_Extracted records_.
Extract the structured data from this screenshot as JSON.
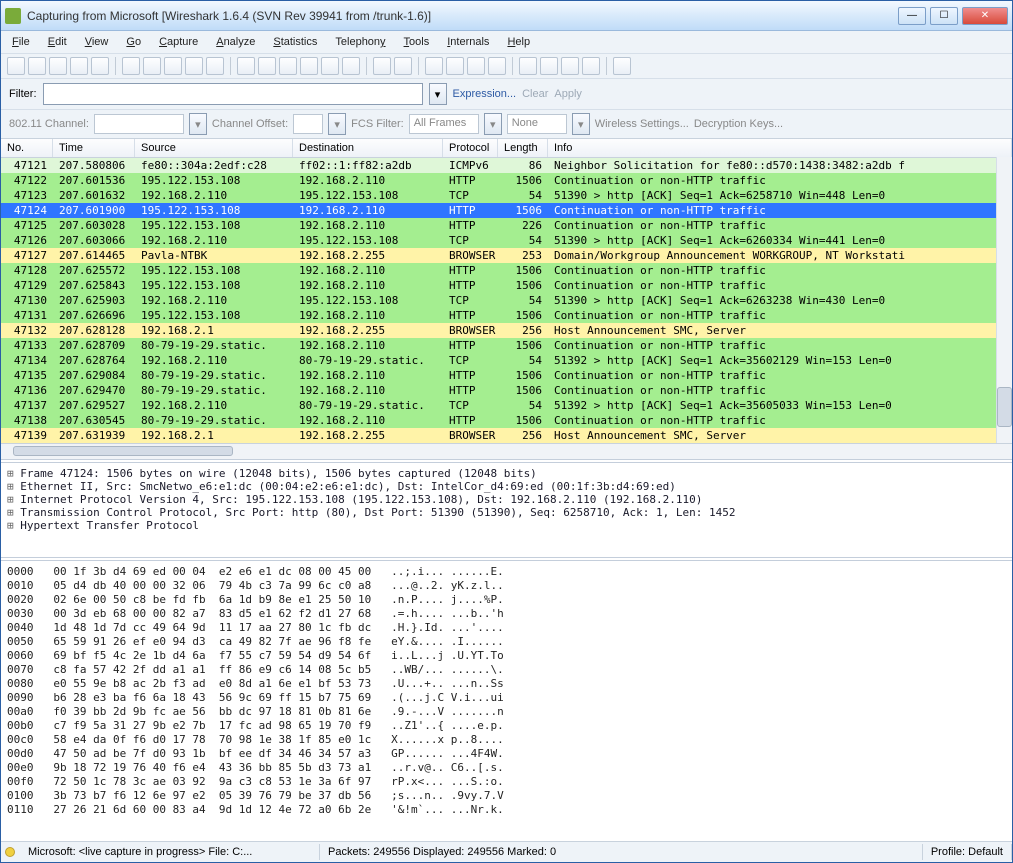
{
  "window": {
    "title": "Capturing from Microsoft   [Wireshark 1.6.4  (SVN Rev 39941 from /trunk-1.6)]"
  },
  "menu": {
    "file": "File",
    "edit": "Edit",
    "view": "View",
    "go": "Go",
    "capture": "Capture",
    "analyze": "Analyze",
    "statistics": "Statistics",
    "telephony": "Telephony",
    "tools": "Tools",
    "internals": "Internals",
    "help": "Help"
  },
  "filter": {
    "label": "Filter:",
    "value": "",
    "expression": "Expression...",
    "clear": "Clear",
    "apply": "Apply"
  },
  "wifi": {
    "channel_label": "802.11 Channel:",
    "offset_label": "Channel Offset:",
    "fcs_label": "FCS Filter:",
    "fcs_value": "All Frames",
    "none": "None",
    "settings": "Wireless Settings...",
    "keys": "Decryption Keys..."
  },
  "columns": {
    "no": "No.",
    "time": "Time",
    "src": "Source",
    "dst": "Destination",
    "proto": "Protocol",
    "len": "Length",
    "info": "Info"
  },
  "packets": [
    {
      "no": "47121",
      "time": "207.580806",
      "src": "fe80::304a:2edf:c28",
      "dst": "ff02::1:ff82:a2db",
      "proto": "ICMPv6",
      "len": "86",
      "info": "Neighbor Solicitation for fe80::d570:1438:3482:a2db f",
      "cls": "lightgreen"
    },
    {
      "no": "47122",
      "time": "207.601536",
      "src": "195.122.153.108",
      "dst": "192.168.2.110",
      "proto": "HTTP",
      "len": "1506",
      "info": "Continuation or non-HTTP traffic",
      "cls": "green"
    },
    {
      "no": "47123",
      "time": "207.601632",
      "src": "192.168.2.110",
      "dst": "195.122.153.108",
      "proto": "TCP",
      "len": "54",
      "info": "51390 > http [ACK] Seq=1 Ack=6258710 Win=448 Len=0",
      "cls": "green"
    },
    {
      "no": "47124",
      "time": "207.601900",
      "src": "195.122.153.108",
      "dst": "192.168.2.110",
      "proto": "HTTP",
      "len": "1506",
      "info": "Continuation or non-HTTP traffic",
      "cls": "blue"
    },
    {
      "no": "47125",
      "time": "207.603028",
      "src": "195.122.153.108",
      "dst": "192.168.2.110",
      "proto": "HTTP",
      "len": "226",
      "info": "Continuation or non-HTTP traffic",
      "cls": "green"
    },
    {
      "no": "47126",
      "time": "207.603066",
      "src": "192.168.2.110",
      "dst": "195.122.153.108",
      "proto": "TCP",
      "len": "54",
      "info": "51390 > http [ACK] Seq=1 Ack=6260334 Win=441 Len=0",
      "cls": "green"
    },
    {
      "no": "47127",
      "time": "207.614465",
      "src": "Pavla-NTBK",
      "dst": "192.168.2.255",
      "proto": "BROWSER",
      "len": "253",
      "info": "Domain/Workgroup Announcement WORKGROUP, NT Workstati",
      "cls": "yellow"
    },
    {
      "no": "47128",
      "time": "207.625572",
      "src": "195.122.153.108",
      "dst": "192.168.2.110",
      "proto": "HTTP",
      "len": "1506",
      "info": "Continuation or non-HTTP traffic",
      "cls": "green"
    },
    {
      "no": "47129",
      "time": "207.625843",
      "src": "195.122.153.108",
      "dst": "192.168.2.110",
      "proto": "HTTP",
      "len": "1506",
      "info": "Continuation or non-HTTP traffic",
      "cls": "green"
    },
    {
      "no": "47130",
      "time": "207.625903",
      "src": "192.168.2.110",
      "dst": "195.122.153.108",
      "proto": "TCP",
      "len": "54",
      "info": "51390 > http [ACK] Seq=1 Ack=6263238 Win=430 Len=0",
      "cls": "green"
    },
    {
      "no": "47131",
      "time": "207.626696",
      "src": "195.122.153.108",
      "dst": "192.168.2.110",
      "proto": "HTTP",
      "len": "1506",
      "info": "Continuation or non-HTTP traffic",
      "cls": "green"
    },
    {
      "no": "47132",
      "time": "207.628128",
      "src": "192.168.2.1",
      "dst": "192.168.2.255",
      "proto": "BROWSER",
      "len": "256",
      "info": "Host Announcement SMC, Server",
      "cls": "yellow"
    },
    {
      "no": "47133",
      "time": "207.628709",
      "src": "80-79-19-29.static.",
      "dst": "192.168.2.110",
      "proto": "HTTP",
      "len": "1506",
      "info": "Continuation or non-HTTP traffic",
      "cls": "green"
    },
    {
      "no": "47134",
      "time": "207.628764",
      "src": "192.168.2.110",
      "dst": "80-79-19-29.static.",
      "proto": "TCP",
      "len": "54",
      "info": "51392 > http [ACK] Seq=1 Ack=35602129 Win=153 Len=0",
      "cls": "green"
    },
    {
      "no": "47135",
      "time": "207.629084",
      "src": "80-79-19-29.static.",
      "dst": "192.168.2.110",
      "proto": "HTTP",
      "len": "1506",
      "info": "Continuation or non-HTTP traffic",
      "cls": "green"
    },
    {
      "no": "47136",
      "time": "207.629470",
      "src": "80-79-19-29.static.",
      "dst": "192.168.2.110",
      "proto": "HTTP",
      "len": "1506",
      "info": "Continuation or non-HTTP traffic",
      "cls": "green"
    },
    {
      "no": "47137",
      "time": "207.629527",
      "src": "192.168.2.110",
      "dst": "80-79-19-29.static.",
      "proto": "TCP",
      "len": "54",
      "info": "51392 > http [ACK] Seq=1 Ack=35605033 Win=153 Len=0",
      "cls": "green"
    },
    {
      "no": "47138",
      "time": "207.630545",
      "src": "80-79-19-29.static.",
      "dst": "192.168.2.110",
      "proto": "HTTP",
      "len": "1506",
      "info": "Continuation or non-HTTP traffic",
      "cls": "green"
    },
    {
      "no": "47139",
      "time": "207.631939",
      "src": "192.168.2.1",
      "dst": "192.168.2.255",
      "proto": "BROWSER",
      "len": "256",
      "info": "Host Announcement SMC, Server",
      "cls": "yellow"
    }
  ],
  "details": [
    "Frame 47124: 1506 bytes on wire (12048 bits), 1506 bytes captured (12048 bits)",
    "Ethernet II, Src: SmcNetwo_e6:e1:dc (00:04:e2:e6:e1:dc), Dst: IntelCor_d4:69:ed (00:1f:3b:d4:69:ed)",
    "Internet Protocol Version 4, Src: 195.122.153.108 (195.122.153.108), Dst: 192.168.2.110 (192.168.2.110)",
    "Transmission Control Protocol, Src Port: http (80), Dst Port: 51390 (51390), Seq: 6258710, Ack: 1, Len: 1452",
    "Hypertext Transfer Protocol"
  ],
  "hex": "0000   00 1f 3b d4 69 ed 00 04  e2 e6 e1 dc 08 00 45 00   ..;.i... ......E.\n0010   05 d4 db 40 00 00 32 06  79 4b c3 7a 99 6c c0 a8   ...@..2. yK.z.l..\n0020   02 6e 00 50 c8 be fd fb  6a 1d b9 8e e1 25 50 10   .n.P.... j....%P.\n0030   00 3d eb 68 00 00 82 a7  83 d5 e1 62 f2 d1 27 68   .=.h.... ...b..'h\n0040   1d 48 1d 7d cc 49 64 9d  11 17 aa 27 80 1c fb dc   .H.}.Id. ...'....\n0050   65 59 91 26 ef e0 94 d3  ca 49 82 7f ae 96 f8 fe   eY.&.... .I......\n0060   69 bf f5 4c 2e 1b d4 6a  f7 55 c7 59 54 d9 54 6f   i..L...j .U.YT.To\n0070   c8 fa 57 42 2f dd a1 a1  ff 86 e9 c6 14 08 5c b5   ..WB/... ......\\.\n0080   e0 55 9e b8 ac 2b f3 ad  e0 8d a1 6e e1 bf 53 73   .U...+.. ...n..Ss\n0090   b6 28 e3 ba f6 6a 18 43  56 9c 69 ff 15 b7 75 69   .(...j.C V.i...ui\n00a0   f0 39 bb 2d 9b fc ae 56  bb dc 97 18 81 0b 81 6e   .9.-...V .......n\n00b0   c7 f9 5a 31 27 9b e2 7b  17 fc ad 98 65 19 70 f9   ..Z1'..{ ....e.p.\n00c0   58 e4 da 0f f6 d0 17 78  70 98 1e 38 1f 85 e0 1c   X......x p..8....\n00d0   47 50 ad be 7f d0 93 1b  bf ee df 34 46 34 57 a3   GP...... ...4F4W.\n00e0   9b 18 72 19 76 40 f6 e4  43 36 bb 85 5b d3 73 a1   ..r.v@.. C6..[.s.\n00f0   72 50 1c 78 3c ae 03 92  9a c3 c8 53 1e 3a 6f 97   rP.x<... ...S.:o.\n0100   3b 73 b7 f6 12 6e 97 e2  05 39 76 79 be 37 db 56   ;s...n.. .9vy.7.V\n0110   27 26 21 6d 60 00 83 a4  9d 1d 12 4e 72 a0 6b 2e   '&!m`... ...Nr.k.",
  "status": {
    "src": "Microsoft: <live capture in progress> File: C:...",
    "counts": "Packets: 249556 Displayed: 249556 Marked: 0",
    "profile": "Profile: Default"
  }
}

_TO BE DONE_.
Look through the data above. Each line containing the word "Channel" needs to be copied.

_EXPECTED ANSWER_.
    "channel_label": "802.11 Channel:",
    "offset_label": "Channel Offset:",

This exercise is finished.